— JOB —
Produce an exact copy of all the records.

Collected data entries:
%%
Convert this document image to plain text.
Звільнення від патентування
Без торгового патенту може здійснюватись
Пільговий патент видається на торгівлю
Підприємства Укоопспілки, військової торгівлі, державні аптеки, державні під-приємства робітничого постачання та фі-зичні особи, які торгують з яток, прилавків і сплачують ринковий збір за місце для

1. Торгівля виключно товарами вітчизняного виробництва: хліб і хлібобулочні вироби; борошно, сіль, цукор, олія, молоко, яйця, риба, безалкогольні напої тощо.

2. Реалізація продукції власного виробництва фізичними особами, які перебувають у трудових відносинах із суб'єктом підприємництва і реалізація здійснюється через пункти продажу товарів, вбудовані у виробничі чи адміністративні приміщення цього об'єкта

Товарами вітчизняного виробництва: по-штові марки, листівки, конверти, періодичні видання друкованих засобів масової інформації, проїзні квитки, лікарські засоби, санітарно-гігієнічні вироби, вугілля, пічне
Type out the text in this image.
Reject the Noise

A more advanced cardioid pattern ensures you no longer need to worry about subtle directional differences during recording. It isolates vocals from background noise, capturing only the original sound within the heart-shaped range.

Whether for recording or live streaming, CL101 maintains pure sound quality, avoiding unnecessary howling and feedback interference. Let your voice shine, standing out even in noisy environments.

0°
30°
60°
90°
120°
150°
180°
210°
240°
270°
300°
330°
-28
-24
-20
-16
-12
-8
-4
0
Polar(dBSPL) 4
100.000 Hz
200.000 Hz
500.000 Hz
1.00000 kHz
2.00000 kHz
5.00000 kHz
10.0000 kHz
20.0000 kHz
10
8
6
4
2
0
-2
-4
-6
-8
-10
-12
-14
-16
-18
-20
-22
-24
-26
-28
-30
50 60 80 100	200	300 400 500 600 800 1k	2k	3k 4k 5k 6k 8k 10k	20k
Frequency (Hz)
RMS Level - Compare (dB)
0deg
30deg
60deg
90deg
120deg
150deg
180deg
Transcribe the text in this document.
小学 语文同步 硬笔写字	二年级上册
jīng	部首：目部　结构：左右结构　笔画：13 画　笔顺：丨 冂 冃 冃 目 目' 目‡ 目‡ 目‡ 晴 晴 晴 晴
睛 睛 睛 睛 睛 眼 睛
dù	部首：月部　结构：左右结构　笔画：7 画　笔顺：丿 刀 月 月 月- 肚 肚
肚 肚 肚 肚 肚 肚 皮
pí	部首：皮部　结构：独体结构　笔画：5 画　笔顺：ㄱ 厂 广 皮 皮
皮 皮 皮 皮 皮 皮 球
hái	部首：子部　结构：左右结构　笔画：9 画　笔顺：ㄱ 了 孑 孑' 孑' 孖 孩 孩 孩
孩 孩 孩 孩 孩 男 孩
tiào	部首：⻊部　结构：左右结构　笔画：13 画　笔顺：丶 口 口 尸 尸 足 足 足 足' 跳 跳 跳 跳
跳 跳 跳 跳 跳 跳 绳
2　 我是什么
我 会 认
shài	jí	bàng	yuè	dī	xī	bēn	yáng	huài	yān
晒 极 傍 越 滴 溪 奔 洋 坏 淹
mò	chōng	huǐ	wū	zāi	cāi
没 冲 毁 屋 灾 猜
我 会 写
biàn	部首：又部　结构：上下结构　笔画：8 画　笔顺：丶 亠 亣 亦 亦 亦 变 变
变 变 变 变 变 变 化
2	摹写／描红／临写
%%
— RESULT OF THE EXERCISE —
Convert this document image to plain text.
Звільнення від патентування
Без торгового патенту може здійснюватись
Пільговий патент видається на торгівлю
Підприємства Укоопспілки, військової торгівлі, державні аптеки, державні під-приємства робітничого постачання та фі-зичні особи, які торгують з яток, прилавків і сплачують ринковий збір за місце для

1. Торгівля виключно товарами вітчизняного виробництва: хліб і хлібобулочні вироби; борошно, сіль, цукор, олія, молоко, яйця, риба, безалкогольні напої тощо.

2. Реалізація продукції власного виробництва фізичними особами, які перебувають у трудових відносинах із суб'єктом підприємництва і реалізація здійснюється через пункти продажу товарів, вбудовані у виробничі чи адміністративні приміщення цього об'єкта

Товарами вітчизняного виробництва: по-штові марки, листівки, конверти, періодичні видання друкованих засобів масової інформації, проїзні квитки, лікарські засоби, санітарно-гігієнічні вироби, вугілля, пічне
Type out the text in this image.
Reject the Noise

A more advanced cardioid pattern ensures you no longer need to worry about subtle directional differences during recording. It isolates vocals from background noise, capturing only the original sound within the heart-shaped range.

Whether for recording or live streaming, CL101 maintains pure sound quality, avoiding unnecessary howling and feedback interference. Let your voice shine, standing out even in noisy environments.

0°
30°
60°
90°
120°
150°
180°
210°
240°
270°
300°
330°
-28
-24
-20
-16
-12
-8
-4
0
Polar(dBSPL) 4
100.000 Hz
200.000 Hz
500.000 Hz
1.00000 kHz
2.00000 kHz
5.00000 kHz
10.0000 kHz
20.0000 kHz
10
8
6
4
2
0
-2
-4
-6
-8
-10
-12
-14
-16
-18
-20
-22
-24
-26
-28
-30
50 60 80 100	200	300 400 500 600 800 1k	2k	3k 4k 5k 6k 8k 10k	20k
Frequency (Hz)
RMS Level - Compare (dB)
0deg
30deg
60deg
90deg
120deg
150deg
180deg
Transcribe the text in this document.
小学 语文同步 硬笔写字	二年级上册
jīng	部首：目部　结构：左右结构　笔画：13 画　笔顺：丨 冂 冃 冃 目 目' 目‡ 目‡ 目‡ 晴 晴 晴 晴
睛 睛 睛 睛 睛 眼 睛
dù	部首：月部　结构：左右结构　笔画：7 画　笔顺：丿 刀 月 月 月- 肚 肚
肚 肚 肚 肚 肚 肚 皮
pí	部首：皮部　结构：独体结构　笔画：5 画　笔顺：ㄱ 厂 广 皮 皮
皮 皮 皮 皮 皮 皮 球
hái	部首：子部　结构：左右结构　笔画：9 画　笔顺：ㄱ 了 孑 孑' 孑' 孖 孩 孩 孩
孩 孩 孩 孩 孩 男 孩
tiào	部首：⻊部　结构：左右结构　笔画：13 画　笔顺：丶 口 口 尸 尸 足 足 足 足' 跳 跳 跳 跳
跳 跳 跳 跳 跳 跳 绳
2　 我是什么
我 会 认
shài	jí	bàng	yuè	dī	xī	bēn	yáng	huài	yān
晒 极 傍 越 滴 溪 奔 洋 坏 淹
mò	chōng	huǐ	wū	zāi	cāi
没 冲 毁 屋 灾 猜
我 会 写
biàn	部首：又部　结构：上下结构　笔画：8 画　笔顺：丶 亠 亣 亦 亦 亦 变 变
变 变 变 变 变 变 化
2	摹写／描红／临写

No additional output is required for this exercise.